[Aim of the task] Exactly as they appear, output all of the records. Skip any images.

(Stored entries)

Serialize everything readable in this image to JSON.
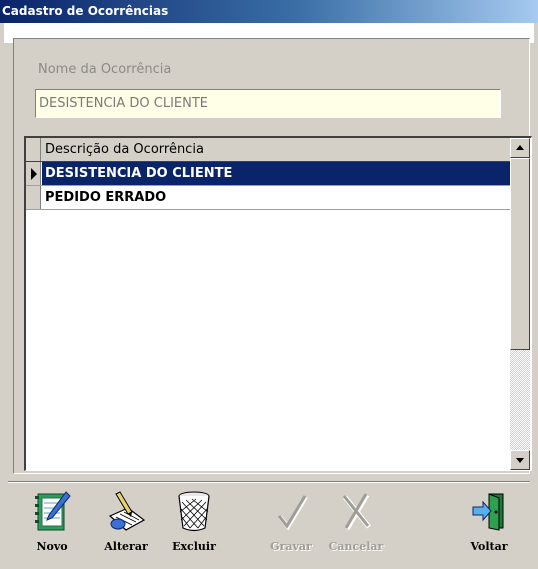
{
  "window": {
    "title": "Cadastro de Ocorrências"
  },
  "form": {
    "field_label": "Nome da Ocorrência",
    "field_value": "DESISTENCIA DO CLIENTE"
  },
  "grid": {
    "column_header": "Descrição da Ocorrência",
    "rows": [
      {
        "label": "DESISTENCIA DO CLIENTE",
        "selected": true
      },
      {
        "label": "PEDIDO ERRADO",
        "selected": false
      }
    ]
  },
  "toolbar": {
    "novo_label": "Novo",
    "alterar_label": "Alterar",
    "excluir_label": "Excluir",
    "gravar_label": "Gravar",
    "cancelar_label": "Cancelar",
    "voltar_label": "Voltar"
  },
  "icons": {
    "novo": "notebook-pencil-icon",
    "alterar": "edit-document-icon",
    "excluir": "trash-bin-icon",
    "gravar": "checkmark-icon",
    "cancelar": "cross-icon",
    "voltar": "exit-door-icon"
  },
  "colors": {
    "title_bar": "#0a246a",
    "selection": "#0a246a",
    "input_background": "#ffffe8",
    "window_background": "#d4d0c8"
  }
}
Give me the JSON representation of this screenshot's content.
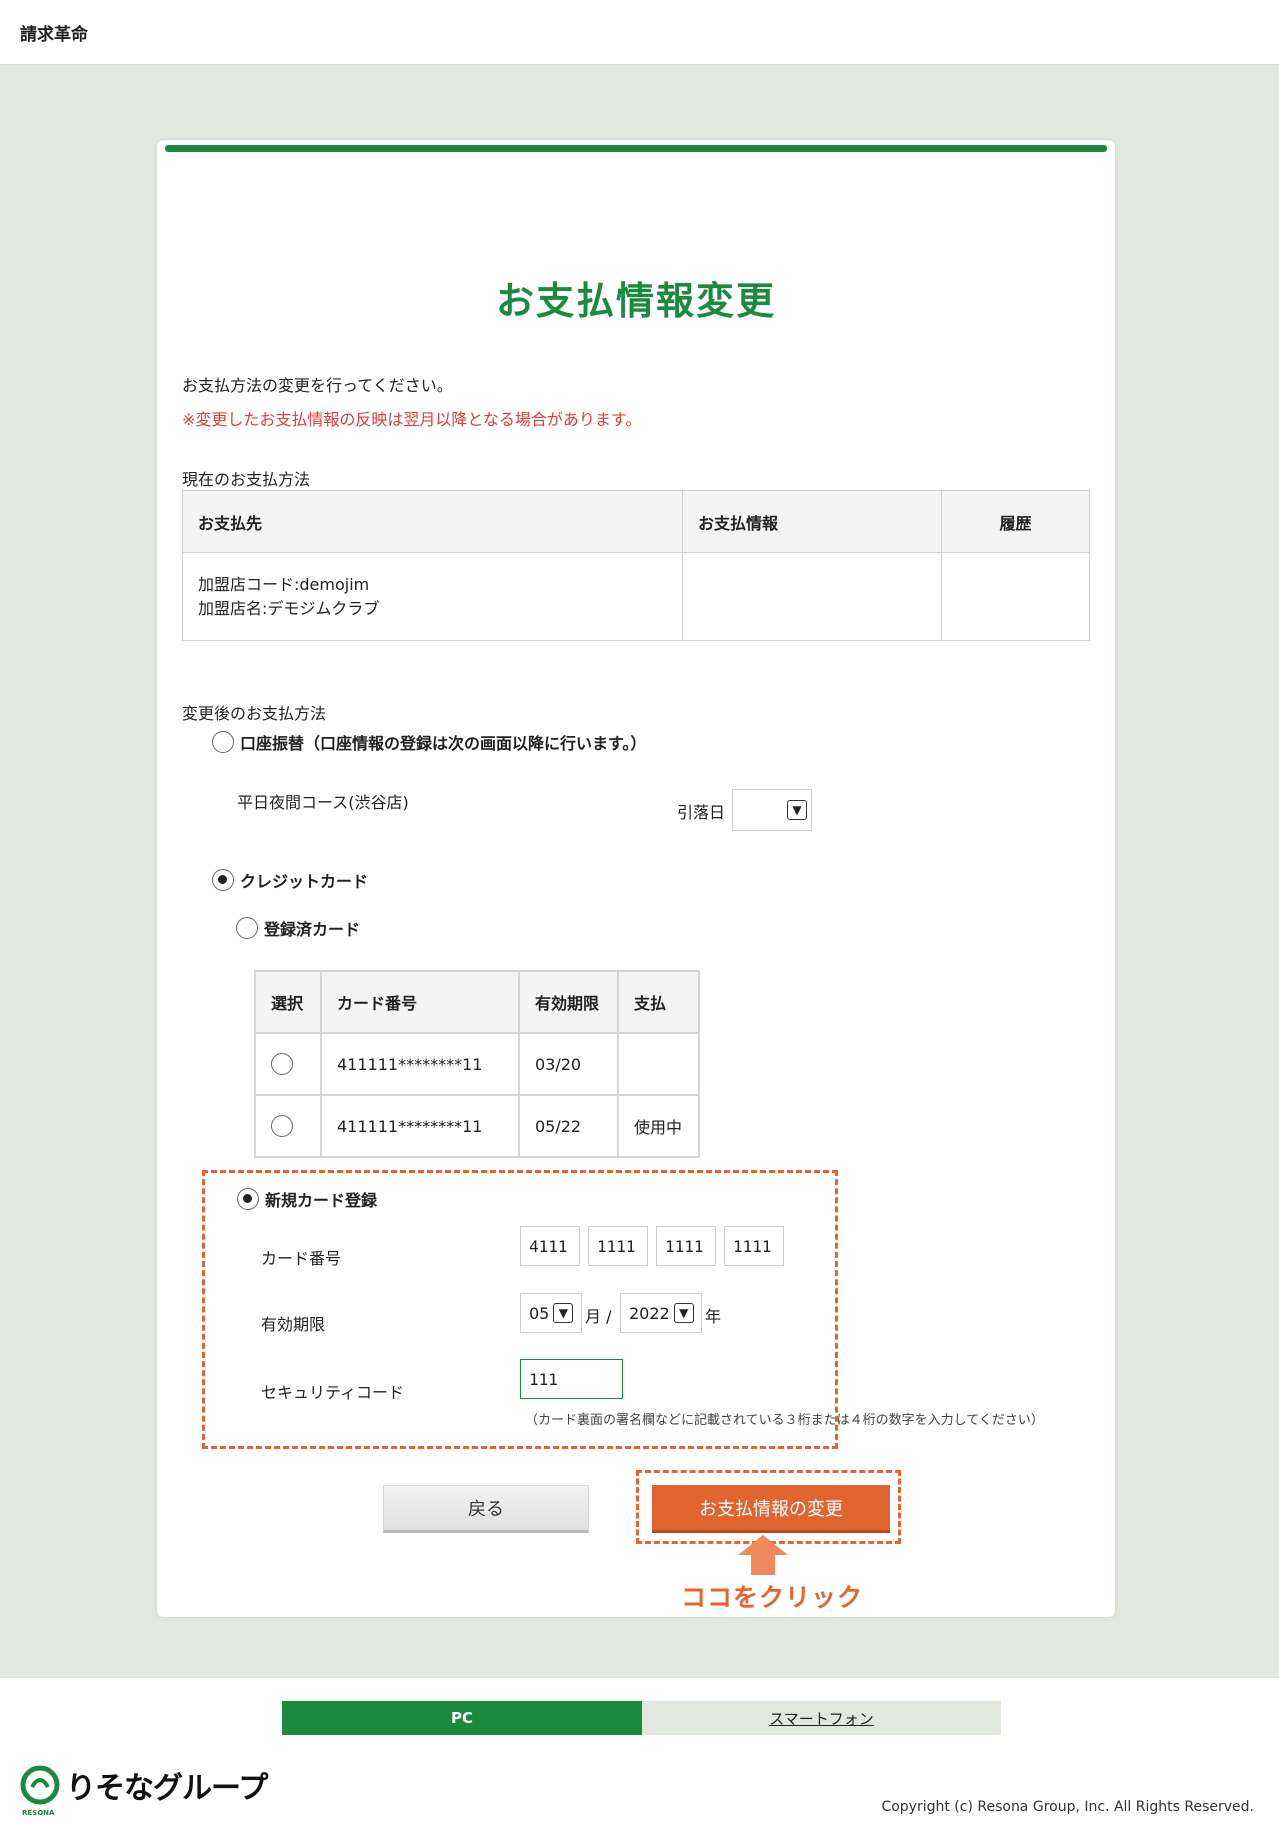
{
  "header": {
    "brand": "請求革命"
  },
  "page": {
    "title": "お支払情報変更",
    "intro": "お支払方法の変更を行ってください。",
    "notice": "※変更したお支払情報の反映は翌月以降となる場合があります。"
  },
  "current": {
    "label": "現在のお支払方法",
    "headers": [
      "お支払先",
      "お支払情報",
      "履歴"
    ],
    "merchant_code": "加盟店コード:demojim",
    "merchant_name": "加盟店名:デモジムクラブ",
    "payment_info": "",
    "history": ""
  },
  "change": {
    "label": "変更後のお支払方法",
    "bank_option": "口座振替（口座情報の登録は次の画面以降に行います。）",
    "course": "平日夜間コース(渋谷店)",
    "debit_day_label": "引落日",
    "credit_option": "クレジットカード",
    "registered_option": "登録済カード",
    "cards_headers": [
      "選択",
      "カード番号",
      "有効期限",
      "支払"
    ],
    "cards": [
      {
        "number": "411111********11",
        "expiry": "03/20",
        "status": ""
      },
      {
        "number": "411111********11",
        "expiry": "05/22",
        "status": "使用中"
      }
    ],
    "new_option": "新規カード登録",
    "card_number_label": "カード番号",
    "card_number": [
      "4111",
      "1111",
      "1111",
      "1111"
    ],
    "expiry_label": "有効期限",
    "expiry_month": "05",
    "month_unit": "月 /",
    "expiry_year": "2022",
    "year_unit": "年",
    "security_label": "セキュリティコード",
    "security_code": "111",
    "security_hint": "（カード裏面の署名欄などに記載されている３桁または４桁の数字を入力してください）"
  },
  "buttons": {
    "back": "戻る",
    "submit": "お支払情報の変更"
  },
  "callout": "ココをクリック",
  "footer": {
    "tab_pc": "PC",
    "tab_sp": "スマートフォン",
    "logo_text": "りそなグループ",
    "logo_sub": "RESONA",
    "copyright": "Copyright (c) Resona Group, Inc. All Rights Reserved."
  },
  "colors": {
    "brand_green": "#1b8a3f",
    "accent_orange": "#e0642f",
    "warning_red": "#e53b3b"
  }
}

[Exercise answer]
Serialize everything readable in this image to JSON.
{
  "window": {
    "title": "Cadastro de Ocorrências"
  },
  "form": {
    "field_label": "Nome da Ocorrência",
    "field_value": "DESISTENCIA DO CLIENTE"
  },
  "grid": {
    "column_header": "Descrição da Ocorrência",
    "rows": [
      {
        "label": "DESISTENCIA DO CLIENTE",
        "selected": true
      },
      {
        "label": "PEDIDO ERRADO",
        "selected": false
      }
    ]
  },
  "toolbar": {
    "novo_label": "Novo",
    "alterar_label": "Alterar",
    "excluir_label": "Excluir",
    "gravar_label": "Gravar",
    "cancelar_label": "Cancelar",
    "voltar_label": "Voltar"
  },
  "icons": {
    "novo": "notebook-pencil-icon",
    "alterar": "edit-document-icon",
    "excluir": "trash-bin-icon",
    "gravar": "checkmark-icon",
    "cancelar": "cross-icon",
    "voltar": "exit-door-icon"
  },
  "colors": {
    "title_bar": "#0a246a",
    "selection": "#0a246a",
    "input_background": "#ffffe8",
    "window_background": "#d4d0c8"
  }
}
Give me the JSON representation of this screenshot's content.
{
  "header": {
    "brand": "請求革命"
  },
  "page": {
    "title": "お支払情報変更",
    "intro": "お支払方法の変更を行ってください。",
    "notice": "※変更したお支払情報の反映は翌月以降となる場合があります。"
  },
  "current": {
    "label": "現在のお支払方法",
    "headers": [
      "お支払先",
      "お支払情報",
      "履歴"
    ],
    "merchant_code": "加盟店コード:demojim",
    "merchant_name": "加盟店名:デモジムクラブ",
    "payment_info": "",
    "history": ""
  },
  "change": {
    "label": "変更後のお支払方法",
    "bank_option": "口座振替（口座情報の登録は次の画面以降に行います。）",
    "course": "平日夜間コース(渋谷店)",
    "debit_day_label": "引落日",
    "credit_option": "クレジットカード",
    "registered_option": "登録済カード",
    "cards_headers": [
      "選択",
      "カード番号",
      "有効期限",
      "支払"
    ],
    "cards": [
      {
        "number": "411111********11",
        "expiry": "03/20",
        "status": ""
      },
      {
        "number": "411111********11",
        "expiry": "05/22",
        "status": "使用中"
      }
    ],
    "new_option": "新規カード登録",
    "card_number_label": "カード番号",
    "card_number": [
      "4111",
      "1111",
      "1111",
      "1111"
    ],
    "expiry_label": "有効期限",
    "expiry_month": "05",
    "month_unit": "月 /",
    "expiry_year": "2022",
    "year_unit": "年",
    "security_label": "セキュリティコード",
    "security_code": "111",
    "security_hint": "（カード裏面の署名欄などに記載されている３桁または４桁の数字を入力してください）"
  },
  "buttons": {
    "back": "戻る",
    "submit": "お支払情報の変更"
  },
  "callout": "ココをクリック",
  "footer": {
    "tab_pc": "PC",
    "tab_sp": "スマートフォン",
    "logo_text": "りそなグループ",
    "logo_sub": "RESONA",
    "copyright": "Copyright (c) Resona Group, Inc. All Rights Reserved."
  },
  "colors": {
    "brand_green": "#1b8a3f",
    "accent_orange": "#e0642f",
    "warning_red": "#e53b3b"
  }
}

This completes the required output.